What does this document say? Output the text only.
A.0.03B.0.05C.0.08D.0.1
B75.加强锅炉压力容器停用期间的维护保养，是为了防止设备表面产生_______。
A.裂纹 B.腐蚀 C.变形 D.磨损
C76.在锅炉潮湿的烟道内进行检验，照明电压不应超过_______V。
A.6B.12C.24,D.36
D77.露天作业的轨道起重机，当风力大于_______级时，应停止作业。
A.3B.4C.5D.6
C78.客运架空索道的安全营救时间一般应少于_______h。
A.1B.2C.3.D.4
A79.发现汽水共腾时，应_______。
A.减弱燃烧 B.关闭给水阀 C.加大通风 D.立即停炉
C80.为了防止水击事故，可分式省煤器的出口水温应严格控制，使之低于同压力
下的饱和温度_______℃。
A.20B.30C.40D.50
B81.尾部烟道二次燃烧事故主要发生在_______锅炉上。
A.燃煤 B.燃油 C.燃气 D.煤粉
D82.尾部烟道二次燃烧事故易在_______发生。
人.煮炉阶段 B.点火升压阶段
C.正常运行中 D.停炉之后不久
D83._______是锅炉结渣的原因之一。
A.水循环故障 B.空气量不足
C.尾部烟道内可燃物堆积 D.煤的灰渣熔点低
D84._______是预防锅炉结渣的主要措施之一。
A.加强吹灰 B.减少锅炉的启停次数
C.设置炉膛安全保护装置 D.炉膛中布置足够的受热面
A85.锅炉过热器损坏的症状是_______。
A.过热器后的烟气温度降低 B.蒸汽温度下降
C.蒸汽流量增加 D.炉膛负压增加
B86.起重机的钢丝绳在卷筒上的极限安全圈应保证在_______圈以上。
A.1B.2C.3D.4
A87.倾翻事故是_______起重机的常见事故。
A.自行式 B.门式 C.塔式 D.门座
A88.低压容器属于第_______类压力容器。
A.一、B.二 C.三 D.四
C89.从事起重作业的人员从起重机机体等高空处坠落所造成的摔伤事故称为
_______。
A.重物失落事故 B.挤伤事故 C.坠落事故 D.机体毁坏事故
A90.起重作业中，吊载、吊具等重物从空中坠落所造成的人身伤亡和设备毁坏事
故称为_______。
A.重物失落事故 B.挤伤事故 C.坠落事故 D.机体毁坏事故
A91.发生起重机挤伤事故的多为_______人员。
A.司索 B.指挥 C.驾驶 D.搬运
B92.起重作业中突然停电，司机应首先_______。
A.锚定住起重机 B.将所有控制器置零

------------------------------------------------------------------------

### Task to complete
Reproduce each record exactly as it appears.

### Full output
What does this document say? Output the text only.
A.0.03B.0.05C.0.08D.0.1
B75.加强锅炉压力容器停用期间的维护保养，是为了防止设备表面产生_______。
A.裂纹 B.腐蚀 C.变形 D.磨损
C76.在锅炉潮湿的烟道内进行检验，照明电压不应超过_______V。
A.6B.12C.24,D.36
D77.露天作业的轨道起重机，当风力大于_______级时，应停止作业。
A.3B.4C.5D.6
C78.客运架空索道的安全营救时间一般应少于_______h。
A.1B.2C.3.D.4
A79.发现汽水共腾时，应_______。
A.减弱燃烧 B.关闭给水阀 C.加大通风 D.立即停炉
C80.为了防止水击事故，可分式省煤器的出口水温应严格控制，使之低于同压力
下的饱和温度_______℃。
A.20B.30C.40D.50
B81.尾部烟道二次燃烧事故主要发生在_______锅炉上。
A.燃煤 B.燃油 C.燃气 D.煤粉
D82.尾部烟道二次燃烧事故易在_______发生。
人.煮炉阶段 B.点火升压阶段
C.正常运行中 D.停炉之后不久
D83._______是锅炉结渣的原因之一。
A.水循环故障 B.空气量不足
C.尾部烟道内可燃物堆积 D.煤的灰渣熔点低
D84._______是预防锅炉结渣的主要措施之一。
A.加强吹灰 B.减少锅炉的启停次数
C.设置炉膛安全保护装置 D.炉膛中布置足够的受热面
A85.锅炉过热器损坏的症状是_______。
A.过热器后的烟气温度降低 B.蒸汽温度下降
C.蒸汽流量增加 D.炉膛负压增加
B86.起重机的钢丝绳在卷筒上的极限安全圈应保证在_______圈以上。
A.1B.2C.3D.4
A87.倾翻事故是_______起重机的常见事故。
A.自行式 B.门式 C.塔式 D.门座
A88.低压容器属于第_______类压力容器。
A.一、B.二 C.三 D.四
C89.从事起重作业的人员从起重机机体等高空处坠落所造成的摔伤事故称为
_______。
A.重物失落事故 B.挤伤事故 C.坠落事故 D.机体毁坏事故
A90.起重作业中，吊载、吊具等重物从空中坠落所造成的人身伤亡和设备毁坏事
故称为_______。
A.重物失落事故 B.挤伤事故 C.坠落事故 D.机体毁坏事故
A91.发生起重机挤伤事故的多为_______人员。
A.司索 B.指挥 C.驾驶 D.搬运
B92.起重作业中突然停电，司机应首先_______。
A.锚定住起重机 B.将所有控制器置零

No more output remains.